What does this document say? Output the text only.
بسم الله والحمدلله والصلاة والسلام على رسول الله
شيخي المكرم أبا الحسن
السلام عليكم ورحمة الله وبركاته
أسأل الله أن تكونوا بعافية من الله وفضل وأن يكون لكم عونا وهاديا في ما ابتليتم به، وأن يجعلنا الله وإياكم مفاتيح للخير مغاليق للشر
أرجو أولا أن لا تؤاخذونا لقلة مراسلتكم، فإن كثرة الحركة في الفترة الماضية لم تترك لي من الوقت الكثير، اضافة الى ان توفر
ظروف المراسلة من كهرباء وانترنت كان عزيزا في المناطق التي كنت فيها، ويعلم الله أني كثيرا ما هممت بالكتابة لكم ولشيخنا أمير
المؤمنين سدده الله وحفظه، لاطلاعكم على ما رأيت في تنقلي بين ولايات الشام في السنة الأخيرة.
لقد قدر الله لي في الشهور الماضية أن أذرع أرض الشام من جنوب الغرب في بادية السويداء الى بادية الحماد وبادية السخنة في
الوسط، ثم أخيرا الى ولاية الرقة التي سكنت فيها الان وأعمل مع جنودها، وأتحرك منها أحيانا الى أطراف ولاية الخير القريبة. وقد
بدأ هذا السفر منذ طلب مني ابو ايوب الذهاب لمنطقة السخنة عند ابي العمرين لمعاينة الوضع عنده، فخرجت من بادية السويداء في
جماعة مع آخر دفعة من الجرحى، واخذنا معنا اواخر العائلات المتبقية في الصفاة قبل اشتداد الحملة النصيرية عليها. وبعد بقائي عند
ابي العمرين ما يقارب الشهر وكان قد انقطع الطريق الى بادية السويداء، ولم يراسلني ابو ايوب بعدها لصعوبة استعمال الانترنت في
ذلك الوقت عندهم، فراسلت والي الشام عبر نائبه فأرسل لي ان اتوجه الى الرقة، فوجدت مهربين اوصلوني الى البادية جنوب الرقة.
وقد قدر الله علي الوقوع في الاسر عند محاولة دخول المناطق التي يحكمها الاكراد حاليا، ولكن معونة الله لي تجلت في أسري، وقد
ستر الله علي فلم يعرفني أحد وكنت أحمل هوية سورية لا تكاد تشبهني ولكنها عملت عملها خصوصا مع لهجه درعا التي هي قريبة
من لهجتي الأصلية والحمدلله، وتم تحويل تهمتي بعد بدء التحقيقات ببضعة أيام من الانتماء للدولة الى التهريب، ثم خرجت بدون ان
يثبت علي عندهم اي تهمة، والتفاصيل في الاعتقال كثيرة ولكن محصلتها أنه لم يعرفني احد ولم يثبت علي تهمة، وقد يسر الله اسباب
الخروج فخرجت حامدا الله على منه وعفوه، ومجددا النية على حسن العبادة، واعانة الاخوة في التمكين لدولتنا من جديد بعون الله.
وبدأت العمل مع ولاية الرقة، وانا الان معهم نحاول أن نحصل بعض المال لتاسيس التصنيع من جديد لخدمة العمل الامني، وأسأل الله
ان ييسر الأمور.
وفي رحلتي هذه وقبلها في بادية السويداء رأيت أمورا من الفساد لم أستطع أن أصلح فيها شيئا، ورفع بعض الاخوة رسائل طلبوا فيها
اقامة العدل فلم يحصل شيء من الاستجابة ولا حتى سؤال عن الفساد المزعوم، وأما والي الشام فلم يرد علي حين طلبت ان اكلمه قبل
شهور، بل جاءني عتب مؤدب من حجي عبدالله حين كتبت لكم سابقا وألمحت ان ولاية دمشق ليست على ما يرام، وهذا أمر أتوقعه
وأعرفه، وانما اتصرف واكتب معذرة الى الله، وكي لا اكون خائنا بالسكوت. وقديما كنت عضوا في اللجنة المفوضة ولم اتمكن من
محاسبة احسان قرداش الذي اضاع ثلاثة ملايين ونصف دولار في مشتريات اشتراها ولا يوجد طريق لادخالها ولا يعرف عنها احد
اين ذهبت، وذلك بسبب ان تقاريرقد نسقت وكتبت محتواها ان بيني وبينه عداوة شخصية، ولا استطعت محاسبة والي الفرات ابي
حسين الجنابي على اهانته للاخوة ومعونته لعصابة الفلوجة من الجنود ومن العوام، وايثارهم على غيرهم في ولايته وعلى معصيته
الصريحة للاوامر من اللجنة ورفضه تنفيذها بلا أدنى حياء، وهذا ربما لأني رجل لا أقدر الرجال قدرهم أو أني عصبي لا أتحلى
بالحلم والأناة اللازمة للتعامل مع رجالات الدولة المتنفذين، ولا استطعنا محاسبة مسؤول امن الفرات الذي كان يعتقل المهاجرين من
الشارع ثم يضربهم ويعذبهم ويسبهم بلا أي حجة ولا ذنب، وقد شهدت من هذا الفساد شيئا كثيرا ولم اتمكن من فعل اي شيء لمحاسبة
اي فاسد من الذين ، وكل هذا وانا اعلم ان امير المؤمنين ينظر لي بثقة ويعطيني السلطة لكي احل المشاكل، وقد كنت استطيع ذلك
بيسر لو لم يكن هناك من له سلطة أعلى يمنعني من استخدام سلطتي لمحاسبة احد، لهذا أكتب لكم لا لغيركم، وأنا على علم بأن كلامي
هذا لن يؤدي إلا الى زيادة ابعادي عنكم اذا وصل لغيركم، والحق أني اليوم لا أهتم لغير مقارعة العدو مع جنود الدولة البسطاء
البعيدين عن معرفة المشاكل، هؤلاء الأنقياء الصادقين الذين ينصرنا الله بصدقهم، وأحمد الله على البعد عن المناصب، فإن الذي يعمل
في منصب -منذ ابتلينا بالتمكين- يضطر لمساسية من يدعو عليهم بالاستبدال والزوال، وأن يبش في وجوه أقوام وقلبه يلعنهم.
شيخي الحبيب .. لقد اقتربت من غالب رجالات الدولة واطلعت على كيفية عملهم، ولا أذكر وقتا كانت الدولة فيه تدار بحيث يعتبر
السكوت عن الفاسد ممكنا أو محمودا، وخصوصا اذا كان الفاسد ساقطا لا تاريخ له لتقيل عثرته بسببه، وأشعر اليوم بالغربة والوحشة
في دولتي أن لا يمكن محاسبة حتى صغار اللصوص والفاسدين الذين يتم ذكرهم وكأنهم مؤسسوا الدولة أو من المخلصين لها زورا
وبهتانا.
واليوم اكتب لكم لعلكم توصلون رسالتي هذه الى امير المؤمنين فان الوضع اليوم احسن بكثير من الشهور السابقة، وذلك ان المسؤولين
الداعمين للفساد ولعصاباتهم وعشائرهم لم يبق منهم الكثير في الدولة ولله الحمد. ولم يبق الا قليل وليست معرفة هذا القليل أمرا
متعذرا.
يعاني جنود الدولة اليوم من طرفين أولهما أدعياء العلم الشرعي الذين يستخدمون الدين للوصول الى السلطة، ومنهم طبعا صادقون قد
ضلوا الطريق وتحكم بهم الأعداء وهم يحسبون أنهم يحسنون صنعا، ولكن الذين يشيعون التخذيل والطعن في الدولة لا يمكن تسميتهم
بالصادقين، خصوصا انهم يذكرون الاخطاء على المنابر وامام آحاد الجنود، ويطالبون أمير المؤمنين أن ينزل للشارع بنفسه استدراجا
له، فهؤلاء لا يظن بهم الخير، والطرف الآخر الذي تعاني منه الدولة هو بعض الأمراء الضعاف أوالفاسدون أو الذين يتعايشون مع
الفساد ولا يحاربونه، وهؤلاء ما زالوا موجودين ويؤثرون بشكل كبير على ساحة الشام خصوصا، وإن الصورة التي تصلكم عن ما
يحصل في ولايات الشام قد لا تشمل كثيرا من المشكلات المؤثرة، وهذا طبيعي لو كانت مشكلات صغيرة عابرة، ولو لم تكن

============

» Task: Among the lines above, determine how many hold the word "الماضية"; report the figure alone.

» Answer for this exercise: 2